● EXERCISE OBJECTIVE: Restate the listing below word for word, omitting any images.

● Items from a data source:
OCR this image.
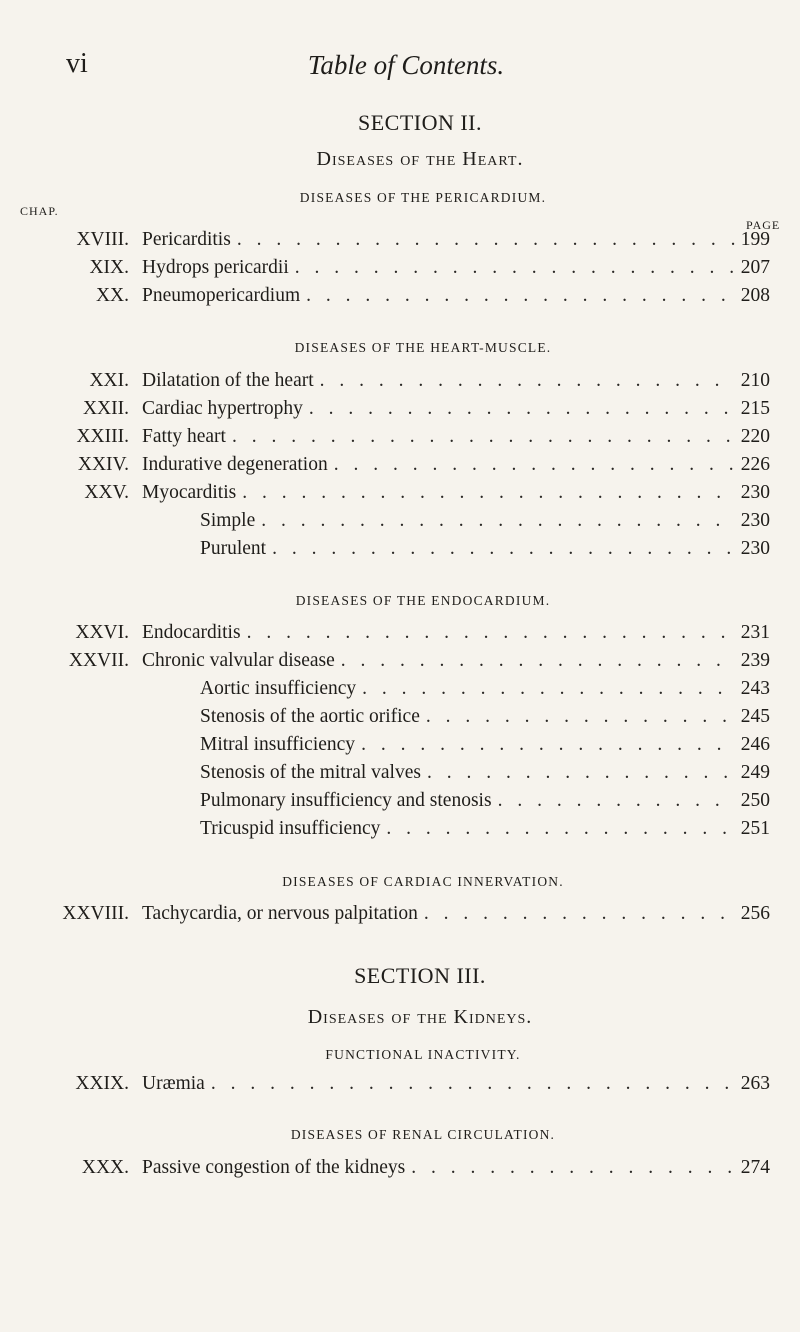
vi	Table of Contents.
SECTION II.
Diseases of the Heart.
DISEASES OF THE PERICARDIUM.
CHAP.
PAGE
XVIII. Pericarditis . . .	199
XIX. Hydrops pericardii . . .	207
XX. Pneumopericardium . . .	208
DISEASES OF THE HEART-MUSCLE.
XXI. Dilatation of the heart . . .	210
XXII. Cardiac hypertrophy . . .	215
XXIII. Fatty heart . . .	220
XXIV. Indurative degeneration . . .	226
XXV. Myocarditis . . .	230
Simple . . .	230
Purulent . . .	230
DISEASES OF THE ENDOCARDIUM.
XXVI. Endocarditis . . .	231
XXVII. Chronic valvular disease . . .	239
Aortic insufficiency . . .	243
Stenosis of the aortic orifice . . .	245
Mitral insufficiency . . .	246
Stenosis of the mitral valves . . .	249
Pulmonary insufficiency and stenosis . . .	250
Tricuspid insufficiency . . .	251
DISEASES OF CARDIAC INNERVATION.
XXVIII. Tachycardia, or nervous palpitation . . .	256
SECTION III.
Diseases of the Kidneys.
FUNCTIONAL INACTIVITY.
XXIX. Uræmia . . .	263
DISEASES OF RENAL CIRCULATION.
XXX. Passive congestion of the kidneys . . .	274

● THE OUTPUT:
OCR this image.
vi	Table of Contents.
SECTION II.
Diseases of the Heart.
DISEASES OF THE PERICARDIUM.
CHAP.
PAGE
XVIII. Pericarditis . . .	199
XIX. Hydrops pericardii . . .	207
XX. Pneumopericardium . . .	208
DISEASES OF THE HEART-MUSCLE.
XXI. Dilatation of the heart . . .	210
XXII. Cardiac hypertrophy . . .	215
XXIII. Fatty heart . . .	220
XXIV. Indurative degeneration . . .	226
XXV. Myocarditis . . .	230
Simple . . .	230
Purulent . . .	230
DISEASES OF THE ENDOCARDIUM.
XXVI. Endocarditis . . .	231
XXVII. Chronic valvular disease . . .	239
Aortic insufficiency . . .	243
Stenosis of the aortic orifice . . .	245
Mitral insufficiency . . .	246
Stenosis of the mitral valves . . .	249
Pulmonary insufficiency and stenosis . . .	250
Tricuspid insufficiency . . .	251
DISEASES OF CARDIAC INNERVATION.
XXVIII. Tachycardia, or nervous palpitation . . .	256
SECTION III.
Diseases of the Kidneys.
FUNCTIONAL INACTIVITY.
XXIX. Uræmia . . .	263
DISEASES OF RENAL CIRCULATION.
XXX. Passive congestion of the kidneys . . .	274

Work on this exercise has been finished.